**Records provided:**
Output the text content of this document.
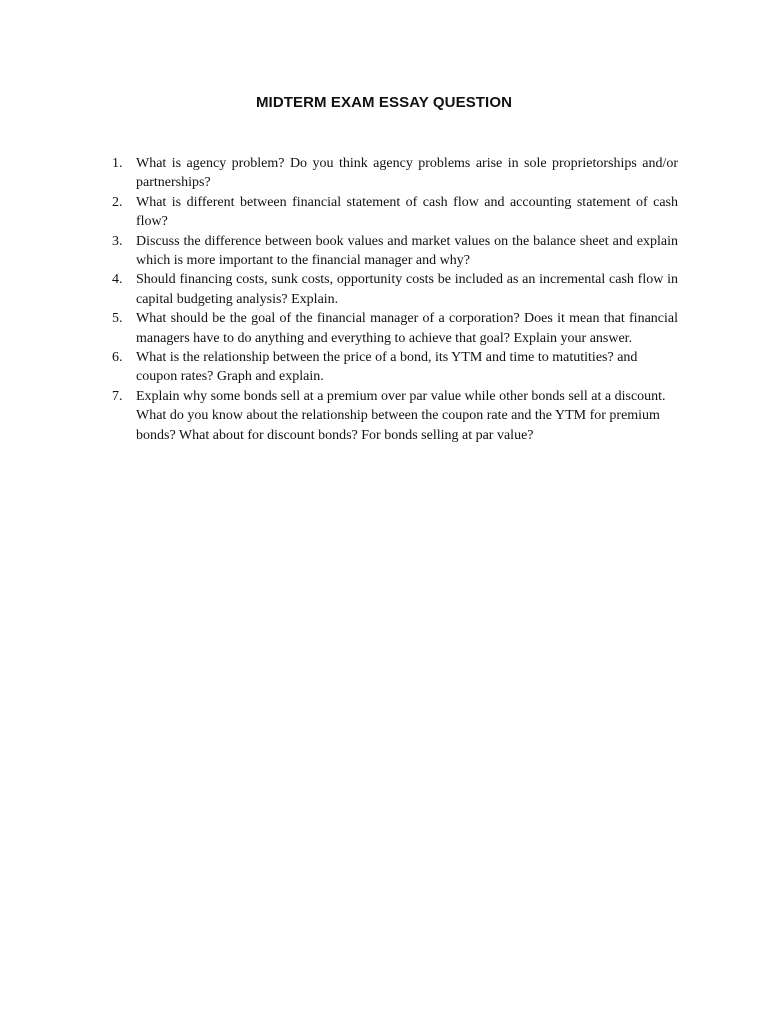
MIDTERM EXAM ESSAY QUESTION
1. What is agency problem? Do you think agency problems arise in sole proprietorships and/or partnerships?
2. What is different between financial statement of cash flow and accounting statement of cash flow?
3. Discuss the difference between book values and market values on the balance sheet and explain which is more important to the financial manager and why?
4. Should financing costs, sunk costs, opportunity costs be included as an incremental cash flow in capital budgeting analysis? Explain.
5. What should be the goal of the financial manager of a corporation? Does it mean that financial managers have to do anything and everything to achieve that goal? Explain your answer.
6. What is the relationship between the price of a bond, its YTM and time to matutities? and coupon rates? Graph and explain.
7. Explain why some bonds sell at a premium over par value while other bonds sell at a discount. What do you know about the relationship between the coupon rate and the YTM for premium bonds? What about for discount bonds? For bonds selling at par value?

* * *

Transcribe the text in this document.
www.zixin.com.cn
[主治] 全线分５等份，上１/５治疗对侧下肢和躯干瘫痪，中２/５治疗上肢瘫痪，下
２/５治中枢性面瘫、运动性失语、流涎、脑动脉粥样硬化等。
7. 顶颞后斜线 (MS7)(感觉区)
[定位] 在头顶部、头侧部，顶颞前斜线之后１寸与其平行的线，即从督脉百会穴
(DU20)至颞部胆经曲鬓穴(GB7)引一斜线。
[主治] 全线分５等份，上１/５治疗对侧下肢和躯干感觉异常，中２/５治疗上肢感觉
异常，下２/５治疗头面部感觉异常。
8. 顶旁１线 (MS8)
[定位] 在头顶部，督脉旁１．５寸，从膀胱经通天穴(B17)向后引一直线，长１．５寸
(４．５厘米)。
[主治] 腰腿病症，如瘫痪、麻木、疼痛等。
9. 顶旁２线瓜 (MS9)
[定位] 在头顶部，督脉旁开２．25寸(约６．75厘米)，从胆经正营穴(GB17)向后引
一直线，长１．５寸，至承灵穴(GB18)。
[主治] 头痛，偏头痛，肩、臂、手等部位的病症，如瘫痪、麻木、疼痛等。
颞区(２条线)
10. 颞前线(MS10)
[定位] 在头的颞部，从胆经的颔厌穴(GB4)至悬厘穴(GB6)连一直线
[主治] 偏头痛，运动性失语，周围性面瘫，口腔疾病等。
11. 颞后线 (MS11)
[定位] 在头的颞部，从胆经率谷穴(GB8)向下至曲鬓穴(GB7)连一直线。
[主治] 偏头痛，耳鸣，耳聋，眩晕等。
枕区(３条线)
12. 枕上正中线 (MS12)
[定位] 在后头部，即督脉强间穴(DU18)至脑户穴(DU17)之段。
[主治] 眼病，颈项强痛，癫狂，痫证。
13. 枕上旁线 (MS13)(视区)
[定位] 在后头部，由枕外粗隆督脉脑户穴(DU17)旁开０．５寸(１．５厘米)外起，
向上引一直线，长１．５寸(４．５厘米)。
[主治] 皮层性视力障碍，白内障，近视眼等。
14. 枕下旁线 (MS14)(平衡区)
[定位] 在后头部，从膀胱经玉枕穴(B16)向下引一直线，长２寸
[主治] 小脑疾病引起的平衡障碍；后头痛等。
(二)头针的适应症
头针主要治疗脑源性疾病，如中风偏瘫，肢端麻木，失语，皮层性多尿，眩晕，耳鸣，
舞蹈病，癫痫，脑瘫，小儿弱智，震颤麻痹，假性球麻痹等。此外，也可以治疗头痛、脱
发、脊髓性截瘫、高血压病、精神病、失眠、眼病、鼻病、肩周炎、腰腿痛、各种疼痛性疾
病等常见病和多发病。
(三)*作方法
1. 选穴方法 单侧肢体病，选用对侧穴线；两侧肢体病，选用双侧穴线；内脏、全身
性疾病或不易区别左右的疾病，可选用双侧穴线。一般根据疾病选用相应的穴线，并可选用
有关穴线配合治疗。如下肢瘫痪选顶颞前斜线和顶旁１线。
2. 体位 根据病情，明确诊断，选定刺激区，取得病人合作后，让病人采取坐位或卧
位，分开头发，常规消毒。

**Problem to work on:** How many lines in these records hold the string "manager"? Reply with the number alone.

**Correct result:** 2